→ **SHORT TASK A**
Can you retype the lines of the listing below, from the line containing "- x-tick-label-2023: 2023: [333, 358, 365, 373]" through the line containing "- source-label: Source: Prof", with both of those lines included?

→ **TEXT EXCERPT**
Mastodawn

Henri Sivonen 5d ago

Tekniquelly correct

Whoa. UTF-8 is older now than ASCII was when UTF-8 was invented.

Show thread

avatastic

Mar 7

@tek and yet slashdot still can't display it.

Show thread

Farce Majeure Mar 7

@tek and it still sucks

Show thread

Tekniquelly correct Mar 7

@vathpela Awww, I like UTF-8! I can pretend it's ASCII most of the time.

Show thread

Farce Majeure Mar 7

@tek I have complaints about recoverability on a mildly corrupted bitstream, but it's much too late in the evening to articulate this well.

Show thread

Farce Majeure Mar 7

@tek (don't get me wrong, I have to use UCS-2 often enough to know real pain...)

Show thread

Elias Mårtenson Mar 7

@vathpela @tek Given how much worse the alternatives are, and how impossible it would have been to get people to move off of encodings, I'm glad UTF-8 exists.

→ **SHORT TASK B**
Can you write the next few replies of the thread above, about UTF-8 now being older than ASCII was when UTF-8 was invented?

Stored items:

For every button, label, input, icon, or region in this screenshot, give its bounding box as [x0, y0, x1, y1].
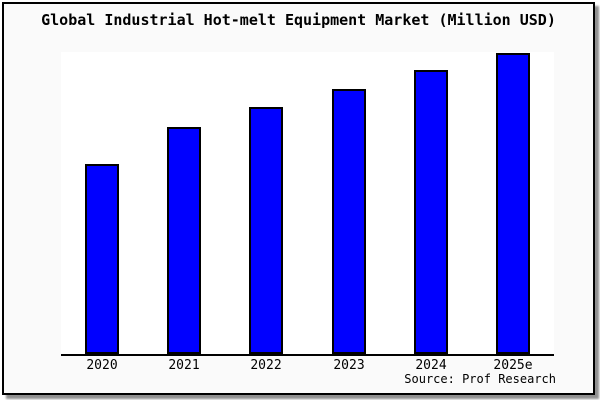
- x-tick-label-2023: 2023: [333, 358, 365, 373]
- bar-2021: [167, 127, 201, 354]
- bar-2022: [249, 107, 283, 354]
- x-tick-label-2020: 2020: [86, 358, 118, 373]
- bar-2020: [85, 164, 119, 354]
- x-tick-label-2021: 2021: [168, 358, 200, 373]
- chart-frame: Global Industrial Hot-melt Equipment Mar…: [2, 2, 595, 395]
- plot-area: [61, 52, 554, 356]
- x-tick-label-2022: 2022: [250, 358, 282, 373]
- source-label: Source: Prof Research: [404, 372, 556, 386]
- bar-2025e: [496, 53, 530, 354]
- bar-2023: [332, 89, 366, 354]
- bar-2024: [414, 70, 448, 354]
- chart-title: Global Industrial Hot-melt Equipment Mar…: [41, 11, 556, 29]
- x-tick-label-2025e: 2025e: [493, 358, 533, 373]
- x-tick-label-2024: 2024: [415, 358, 447, 373]
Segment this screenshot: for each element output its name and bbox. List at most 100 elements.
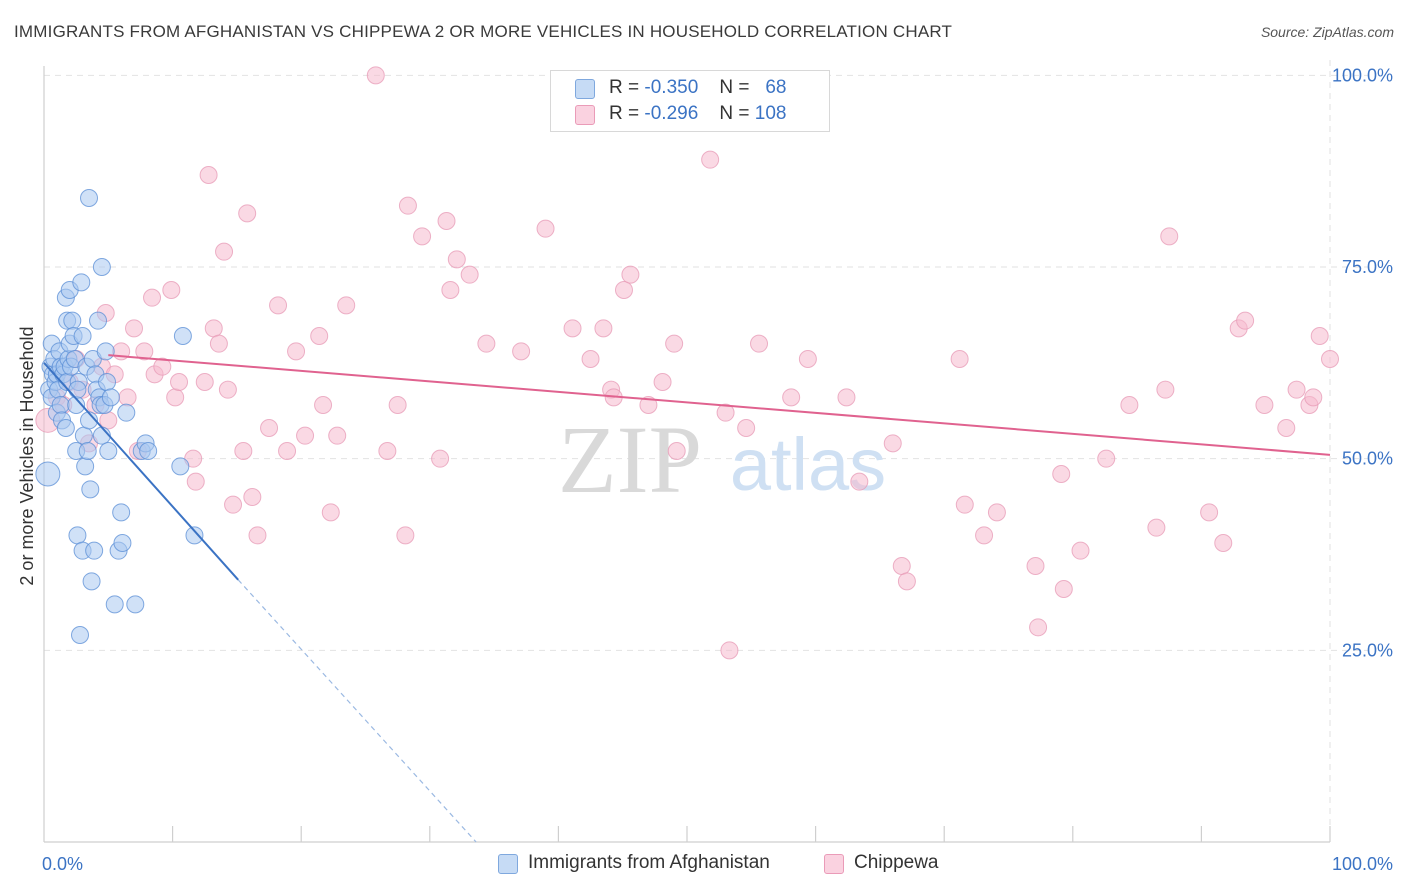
data-point (99, 411, 118, 430)
data-point (269, 296, 288, 315)
data-point (72, 273, 91, 292)
data-point (56, 419, 75, 437)
data-point (512, 342, 531, 361)
data-point (1277, 419, 1296, 437)
data-point (447, 250, 466, 269)
data-point (125, 319, 144, 338)
x-tick-label-1: 100.0% (1332, 854, 1393, 874)
data-point (63, 311, 82, 330)
data-point (950, 350, 969, 368)
data-point (716, 403, 735, 422)
legend-r-value: -0.350 (644, 77, 699, 98)
data-point (143, 288, 162, 307)
data-point (1029, 618, 1048, 637)
data-point (798, 350, 817, 368)
afghanistan-points (35, 189, 204, 644)
data-point (594, 319, 613, 338)
data-point (162, 281, 181, 299)
data-point (892, 557, 911, 575)
data-point (701, 150, 720, 169)
data-point (80, 189, 99, 207)
data-point (85, 541, 104, 560)
legend-r-label: R = (609, 77, 640, 98)
data-point (171, 457, 190, 476)
data-point (96, 342, 115, 361)
axes (43, 66, 1331, 843)
data-point (296, 426, 315, 445)
data-point (413, 227, 432, 246)
data-point (166, 388, 185, 407)
data-point (987, 503, 1006, 522)
legend-n-label: N = (719, 103, 750, 124)
legend: R = -0.350 N = 68 R = -0.296 N = 108 (550, 70, 830, 132)
data-point (720, 641, 739, 660)
data-point (1120, 396, 1139, 414)
data-point (1304, 388, 1323, 407)
data-point (89, 311, 108, 330)
chart-title: IMMIGRANTS FROM AFGHANISTAN VS CHIPPEWA … (14, 22, 953, 41)
data-point (287, 342, 306, 361)
data-point (1097, 449, 1116, 468)
trend-line-afghanistan-extension (237, 579, 477, 843)
data-point (243, 488, 262, 506)
data-point (665, 334, 684, 353)
data-point (139, 442, 158, 460)
data-point (234, 442, 253, 460)
data-point (837, 388, 856, 407)
data-point (35, 461, 61, 487)
data-point (99, 442, 118, 460)
legend-n-label: N = (719, 77, 750, 98)
data-point (82, 572, 101, 591)
data-point (51, 396, 70, 414)
data-point (437, 212, 456, 230)
data-point (199, 166, 218, 184)
data-point (614, 281, 633, 299)
data-point (92, 426, 111, 445)
data-point (1156, 380, 1175, 399)
data-point (224, 495, 243, 514)
data-point (737, 419, 756, 437)
data-point (621, 265, 640, 284)
data-point (278, 442, 297, 460)
data-point (1160, 227, 1179, 246)
data-point (71, 626, 90, 644)
chippewa-points (35, 66, 1339, 660)
data-point (1287, 380, 1306, 399)
data-point (68, 526, 87, 545)
trend-lines (43, 354, 1331, 843)
data-point (398, 196, 417, 215)
data-point (76, 457, 95, 476)
data-point (431, 449, 450, 468)
data-point (536, 219, 555, 238)
watermark-atlas: atlas (730, 423, 886, 506)
data-point (68, 380, 87, 399)
data-point (667, 442, 686, 460)
data-point (581, 350, 600, 368)
data-point (1236, 311, 1255, 330)
data-point (366, 66, 385, 85)
y-tick-label-1: 50.0% (1342, 449, 1393, 469)
y-tick-label-3: 100.0% (1332, 65, 1393, 85)
data-point (1052, 465, 1071, 483)
data-point (1310, 327, 1329, 345)
data-point (314, 396, 333, 414)
data-point (185, 526, 204, 545)
data-point (113, 534, 132, 552)
data-point (337, 296, 356, 315)
data-point (1054, 580, 1073, 598)
data-point (186, 472, 205, 491)
tick-labels: 25.0% 50.0% 75.0% 100.0% 0.0% 100.0% (42, 65, 1393, 874)
data-point (975, 526, 994, 545)
data-point (639, 396, 658, 414)
data-point (117, 403, 136, 422)
data-point (883, 434, 902, 453)
data-point (477, 334, 496, 353)
data-point (441, 281, 460, 299)
legend-swatch-afghanistan (575, 79, 595, 99)
data-point (310, 327, 329, 345)
data-point (126, 595, 145, 614)
trend-line-chippewa (108, 354, 1331, 456)
bottom-legend-label-chippewa: Chippewa (854, 852, 939, 873)
data-point (101, 388, 120, 407)
data-point (1147, 518, 1166, 537)
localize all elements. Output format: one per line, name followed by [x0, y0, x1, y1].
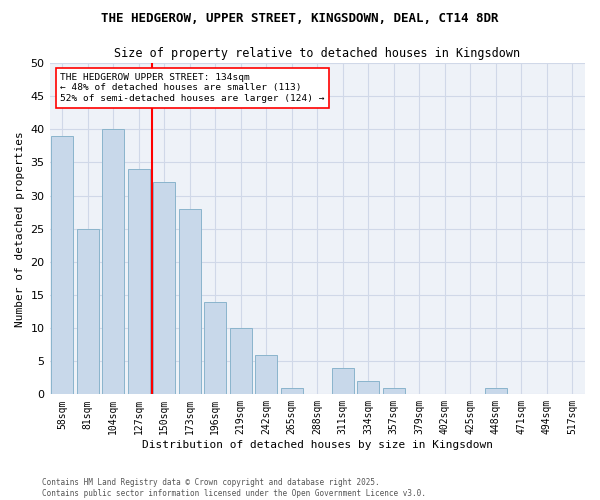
Bar: [103, 130, 124, 394]
Title: Size of property relative to detached houses in Kingsdown: Size of property relative to detached ho…: [114, 48, 520, 60]
Text: THE HEDGEROW, UPPER STREET, KINGSDOWN, DEAL, CT14 8DR: THE HEDGEROW, UPPER STREET, KINGSDOWN, D…: [101, 12, 499, 26]
Bar: [179, 209, 200, 394]
Bar: [383, 388, 404, 394]
Bar: [230, 328, 251, 394]
Y-axis label: Number of detached properties: Number of detached properties: [15, 131, 25, 326]
Bar: [128, 169, 149, 394]
Text: Contains HM Land Registry data © Crown copyright and database right 2025.
Contai: Contains HM Land Registry data © Crown c…: [42, 478, 426, 498]
Bar: [52, 136, 73, 394]
Bar: [77, 228, 98, 394]
Bar: [205, 302, 226, 394]
Bar: [281, 388, 302, 394]
Bar: [332, 368, 353, 394]
Bar: [256, 354, 277, 395]
Bar: [485, 388, 506, 394]
Text: THE HEDGEROW UPPER STREET: 134sqm
← 48% of detached houses are smaller (113)
52%: THE HEDGEROW UPPER STREET: 134sqm ← 48% …: [60, 73, 325, 103]
Bar: [358, 381, 379, 394]
Bar: [154, 182, 175, 394]
X-axis label: Distribution of detached houses by size in Kingsdown: Distribution of detached houses by size …: [142, 440, 493, 450]
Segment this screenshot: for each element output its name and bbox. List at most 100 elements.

→ **WRITTEN RESPONSE A**
- x-tick-label-2023: 2023: [333, 358, 365, 373]
- bar-2021: [167, 127, 201, 354]
- bar-2022: [249, 107, 283, 354]
- x-tick-label-2020: 2020: [86, 358, 118, 373]
- bar-2020: [85, 164, 119, 354]
- x-tick-label-2021: 2021: [168, 358, 200, 373]
- chart-frame: Global Industrial Hot-melt Equipment Mar…: [2, 2, 595, 395]
- plot-area: [61, 52, 554, 356]
- x-tick-label-2022: 2022: [250, 358, 282, 373]
- source-label: Source: Prof Research: [404, 372, 556, 386]

→ **WRITTEN RESPONSE B**
Don't take me wrong, I'm quite aware of the issues with UTF-8, but I (choose to) believe that if it wasn't for UTF-8 we'd still be drowning in ASCII, and it would be impossible to tell the English-only speaking minority that supporting letters other than what was used to write inscriptions in ancient Rome might actually be useful.

Show thread

Tekniquelly correct Mar 7

@loke @vathpela I agree. The whole "all ASCII strings are the same series of bits as in UTF-8" was a stroke of brilliance. None of that BOM idiocy, i.e. "we'll define everything but leave the endianness up to the implementer", either.

Show thread

Enno Rehling Mar 7

@tek @loke @vathpela there is a BOM defined for UTF-8, as pointless as that may seem, and it's screwing up that whole beautiful ASCII compatibility whenever someone uses it.

Show thread

Elias Mårtenson Mar 8

@enno @tek @vathpela I'd go as far as saying it's actively harmful. There are exactly zero cases when it's useful, and it will actively mess things up in most cases.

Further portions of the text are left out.